Exercise aim: Please write out the items again, replacing "Doms angels" with "Weekend crew" wherever it occurs and keeping everything else the same.

Element boundary records:
:::::

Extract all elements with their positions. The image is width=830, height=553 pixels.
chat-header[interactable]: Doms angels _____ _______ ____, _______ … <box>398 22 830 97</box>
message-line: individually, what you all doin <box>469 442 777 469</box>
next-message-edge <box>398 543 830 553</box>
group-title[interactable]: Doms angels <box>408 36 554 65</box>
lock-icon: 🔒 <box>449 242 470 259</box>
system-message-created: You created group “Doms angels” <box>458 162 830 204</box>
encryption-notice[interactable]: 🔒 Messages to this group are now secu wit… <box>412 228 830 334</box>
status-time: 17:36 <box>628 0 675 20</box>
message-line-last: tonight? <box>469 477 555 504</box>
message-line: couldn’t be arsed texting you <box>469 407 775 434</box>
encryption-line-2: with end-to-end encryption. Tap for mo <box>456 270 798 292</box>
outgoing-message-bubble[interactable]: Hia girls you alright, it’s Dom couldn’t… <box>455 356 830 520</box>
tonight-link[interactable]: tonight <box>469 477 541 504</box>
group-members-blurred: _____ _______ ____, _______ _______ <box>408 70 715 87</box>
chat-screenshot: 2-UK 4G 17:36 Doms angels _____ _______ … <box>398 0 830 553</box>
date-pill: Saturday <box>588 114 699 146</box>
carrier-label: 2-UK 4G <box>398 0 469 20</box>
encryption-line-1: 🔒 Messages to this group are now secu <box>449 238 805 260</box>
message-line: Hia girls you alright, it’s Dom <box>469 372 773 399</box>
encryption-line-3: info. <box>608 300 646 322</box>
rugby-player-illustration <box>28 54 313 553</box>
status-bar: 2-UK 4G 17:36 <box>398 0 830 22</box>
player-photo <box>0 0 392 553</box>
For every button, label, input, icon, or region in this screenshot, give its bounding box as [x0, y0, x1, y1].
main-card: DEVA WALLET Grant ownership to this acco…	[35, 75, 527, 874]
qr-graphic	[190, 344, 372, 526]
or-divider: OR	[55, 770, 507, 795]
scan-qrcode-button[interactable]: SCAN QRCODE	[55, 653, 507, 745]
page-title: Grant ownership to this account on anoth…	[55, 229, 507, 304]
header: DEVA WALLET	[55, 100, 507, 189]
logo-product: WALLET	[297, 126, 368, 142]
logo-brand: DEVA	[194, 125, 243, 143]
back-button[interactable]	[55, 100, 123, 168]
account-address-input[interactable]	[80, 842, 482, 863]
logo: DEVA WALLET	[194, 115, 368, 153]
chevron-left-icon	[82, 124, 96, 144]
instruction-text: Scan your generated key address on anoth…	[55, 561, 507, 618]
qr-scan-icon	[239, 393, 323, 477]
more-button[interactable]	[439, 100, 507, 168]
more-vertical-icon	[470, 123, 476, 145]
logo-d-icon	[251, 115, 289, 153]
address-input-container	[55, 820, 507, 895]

:::::

Exercise solution:
Extract all elements with their positions. The image is width=830, height=553 pixels.
chat-header[interactable]: Weekend crew _____ _______ ____, _______ … <box>398 22 830 97</box>
message-line: individually, what you all doin <box>469 442 777 469</box>
next-message-edge <box>398 543 830 553</box>
group-title[interactable]: Weekend crew <box>408 36 554 65</box>
lock-icon: 🔒 <box>449 242 470 259</box>
system-message-created: You created group “Weekend crew” <box>458 162 830 204</box>
encryption-notice[interactable]: 🔒 Messages to this group are now secu wit… <box>412 228 830 334</box>
status-time: 17:36 <box>628 0 675 20</box>
message-line-last: tonight? <box>469 477 555 504</box>
message-line: couldn’t be arsed texting you <box>469 407 775 434</box>
encryption-line-2: with end-to-end encryption. Tap for mo <box>456 270 798 292</box>
outgoing-message-bubble[interactable]: Hia girls you alright, it’s Dom couldn’t… <box>455 356 830 520</box>
tonight-link[interactable]: tonight <box>469 477 541 504</box>
group-members-blurred: _____ _______ ____, _______ _______ <box>408 70 715 87</box>
chat-screenshot: 2-UK 4G 17:36 Weekend crew _____ _______ … <box>398 0 830 553</box>
date-pill: Saturday <box>588 114 699 146</box>
carrier-label: 2-UK 4G <box>398 0 469 20</box>
encryption-line-1: 🔒 Messages to this group are now secu <box>449 238 805 260</box>
message-line: Hia girls you alright, it’s Dom <box>469 372 773 399</box>
encryption-line-3: info. <box>608 300 646 322</box>
rugby-player-illustration <box>28 54 313 553</box>
status-bar: 2-UK 4G 17:36 <box>398 0 830 22</box>
player-photo <box>0 0 392 553</box>
For every button, label, input, icon, or region in this screenshot, give its bounding box as [x0, y0, x1, y1].
main-card: DEVA WALLET Grant ownership to this acco…	[35, 75, 527, 874]
qr-graphic	[190, 344, 372, 526]
or-divider: OR	[55, 770, 507, 795]
scan-qrcode-button[interactable]: SCAN QRCODE	[55, 653, 507, 745]
page-title: Grant ownership to this account on anoth…	[55, 229, 507, 304]
header: DEVA WALLET	[55, 100, 507, 189]
logo-product: WALLET	[297, 126, 368, 142]
logo-brand: DEVA	[194, 125, 243, 143]
back-button[interactable]	[55, 100, 123, 168]
account-address-input[interactable]	[80, 842, 482, 863]
logo: DEVA WALLET	[194, 115, 368, 153]
chevron-left-icon	[82, 124, 96, 144]
instruction-text: Scan your generated key address on anoth…	[55, 561, 507, 618]
qr-scan-icon	[239, 393, 323, 477]
more-button[interactable]	[439, 100, 507, 168]
more-vertical-icon	[470, 123, 476, 145]
logo-d-icon	[251, 115, 289, 153]
address-input-container	[55, 820, 507, 895]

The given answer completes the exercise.